SHORT EXERCISE:
Filter the data for lines with the word "confit", then copy every line so identified.

=== DATASET ===

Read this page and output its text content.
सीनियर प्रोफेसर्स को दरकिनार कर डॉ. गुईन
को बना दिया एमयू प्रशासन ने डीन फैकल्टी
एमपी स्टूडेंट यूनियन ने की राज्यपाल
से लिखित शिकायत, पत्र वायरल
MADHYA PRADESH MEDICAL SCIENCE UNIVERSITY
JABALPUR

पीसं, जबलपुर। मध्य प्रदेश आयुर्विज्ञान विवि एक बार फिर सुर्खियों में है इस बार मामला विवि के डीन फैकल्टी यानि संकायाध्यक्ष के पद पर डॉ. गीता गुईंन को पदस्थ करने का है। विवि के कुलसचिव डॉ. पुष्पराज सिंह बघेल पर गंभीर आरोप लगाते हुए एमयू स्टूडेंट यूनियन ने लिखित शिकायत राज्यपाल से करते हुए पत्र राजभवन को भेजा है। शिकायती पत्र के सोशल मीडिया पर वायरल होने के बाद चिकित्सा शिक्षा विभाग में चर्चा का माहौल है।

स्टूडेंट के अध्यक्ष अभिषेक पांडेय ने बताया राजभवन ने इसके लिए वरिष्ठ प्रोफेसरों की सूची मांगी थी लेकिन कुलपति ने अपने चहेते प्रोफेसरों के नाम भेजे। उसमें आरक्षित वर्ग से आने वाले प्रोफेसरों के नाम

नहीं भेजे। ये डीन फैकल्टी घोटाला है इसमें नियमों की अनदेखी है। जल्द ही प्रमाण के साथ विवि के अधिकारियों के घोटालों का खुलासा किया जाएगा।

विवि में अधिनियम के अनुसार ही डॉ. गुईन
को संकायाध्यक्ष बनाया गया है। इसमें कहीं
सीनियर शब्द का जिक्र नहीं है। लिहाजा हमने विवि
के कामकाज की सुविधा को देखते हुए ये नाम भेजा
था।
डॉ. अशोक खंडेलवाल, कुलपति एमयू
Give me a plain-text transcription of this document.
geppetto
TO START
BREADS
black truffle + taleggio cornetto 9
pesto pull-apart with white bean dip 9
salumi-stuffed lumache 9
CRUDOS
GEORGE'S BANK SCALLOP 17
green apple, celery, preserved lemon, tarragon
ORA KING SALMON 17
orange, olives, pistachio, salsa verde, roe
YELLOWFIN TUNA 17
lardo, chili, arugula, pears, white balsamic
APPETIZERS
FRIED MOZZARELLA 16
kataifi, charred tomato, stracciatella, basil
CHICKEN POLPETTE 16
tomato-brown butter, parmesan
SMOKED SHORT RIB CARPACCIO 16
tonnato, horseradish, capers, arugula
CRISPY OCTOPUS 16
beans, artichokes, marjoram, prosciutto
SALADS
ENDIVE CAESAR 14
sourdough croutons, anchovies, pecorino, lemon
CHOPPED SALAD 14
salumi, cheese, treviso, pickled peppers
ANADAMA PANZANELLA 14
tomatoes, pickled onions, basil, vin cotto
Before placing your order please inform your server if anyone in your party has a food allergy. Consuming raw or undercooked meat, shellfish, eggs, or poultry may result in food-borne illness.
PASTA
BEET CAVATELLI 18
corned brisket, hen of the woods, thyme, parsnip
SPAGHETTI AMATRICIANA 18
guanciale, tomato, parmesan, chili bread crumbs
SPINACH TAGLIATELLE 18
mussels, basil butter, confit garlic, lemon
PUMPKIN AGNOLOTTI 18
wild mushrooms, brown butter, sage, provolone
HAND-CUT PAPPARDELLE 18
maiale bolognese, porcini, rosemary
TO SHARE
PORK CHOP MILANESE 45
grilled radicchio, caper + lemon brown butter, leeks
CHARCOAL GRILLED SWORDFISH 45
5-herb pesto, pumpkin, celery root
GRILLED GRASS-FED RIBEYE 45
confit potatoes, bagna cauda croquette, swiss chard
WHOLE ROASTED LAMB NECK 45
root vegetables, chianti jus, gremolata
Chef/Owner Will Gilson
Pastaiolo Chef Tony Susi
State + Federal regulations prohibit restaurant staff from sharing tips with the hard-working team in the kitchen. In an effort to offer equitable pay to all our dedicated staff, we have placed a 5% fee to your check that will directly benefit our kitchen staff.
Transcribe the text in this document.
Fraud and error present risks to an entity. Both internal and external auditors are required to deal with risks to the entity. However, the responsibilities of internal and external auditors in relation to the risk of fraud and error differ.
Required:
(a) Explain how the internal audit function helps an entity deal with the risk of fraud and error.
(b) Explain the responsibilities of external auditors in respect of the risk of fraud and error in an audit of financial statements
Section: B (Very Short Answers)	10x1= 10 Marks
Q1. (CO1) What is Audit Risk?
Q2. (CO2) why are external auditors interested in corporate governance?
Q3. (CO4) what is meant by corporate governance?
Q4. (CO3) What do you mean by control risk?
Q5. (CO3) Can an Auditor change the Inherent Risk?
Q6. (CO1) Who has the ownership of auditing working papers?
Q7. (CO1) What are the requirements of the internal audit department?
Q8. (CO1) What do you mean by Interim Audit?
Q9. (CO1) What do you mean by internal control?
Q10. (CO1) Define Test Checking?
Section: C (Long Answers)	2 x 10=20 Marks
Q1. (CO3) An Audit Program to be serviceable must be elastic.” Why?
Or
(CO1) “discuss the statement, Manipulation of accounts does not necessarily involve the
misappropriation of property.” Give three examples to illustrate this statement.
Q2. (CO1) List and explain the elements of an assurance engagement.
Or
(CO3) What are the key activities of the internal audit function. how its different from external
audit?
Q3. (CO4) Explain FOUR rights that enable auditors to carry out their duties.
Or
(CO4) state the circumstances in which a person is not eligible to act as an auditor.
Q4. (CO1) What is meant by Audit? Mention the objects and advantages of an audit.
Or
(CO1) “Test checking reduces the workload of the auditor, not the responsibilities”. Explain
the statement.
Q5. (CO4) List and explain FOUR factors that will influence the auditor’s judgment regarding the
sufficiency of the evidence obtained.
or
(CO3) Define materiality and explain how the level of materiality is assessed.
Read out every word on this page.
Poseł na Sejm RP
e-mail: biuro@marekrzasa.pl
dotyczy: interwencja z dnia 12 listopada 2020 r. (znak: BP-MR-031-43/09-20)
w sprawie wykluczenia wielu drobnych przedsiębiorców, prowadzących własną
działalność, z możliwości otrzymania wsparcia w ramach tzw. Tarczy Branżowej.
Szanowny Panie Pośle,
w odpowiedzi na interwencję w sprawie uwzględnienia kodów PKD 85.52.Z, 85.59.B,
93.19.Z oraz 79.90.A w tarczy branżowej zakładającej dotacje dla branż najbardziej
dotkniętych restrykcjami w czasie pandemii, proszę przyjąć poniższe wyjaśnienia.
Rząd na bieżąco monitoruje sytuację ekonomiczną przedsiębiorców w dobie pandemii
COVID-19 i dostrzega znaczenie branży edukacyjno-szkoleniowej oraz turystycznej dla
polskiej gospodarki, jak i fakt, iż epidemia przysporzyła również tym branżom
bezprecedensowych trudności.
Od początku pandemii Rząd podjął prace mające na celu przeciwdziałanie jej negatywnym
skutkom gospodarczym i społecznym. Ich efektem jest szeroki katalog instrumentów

===

EXERCISE RESULT:
mussels, basil butter, confit garlic, lemon
confit potatoes, bagna cauda croquette, swiss chard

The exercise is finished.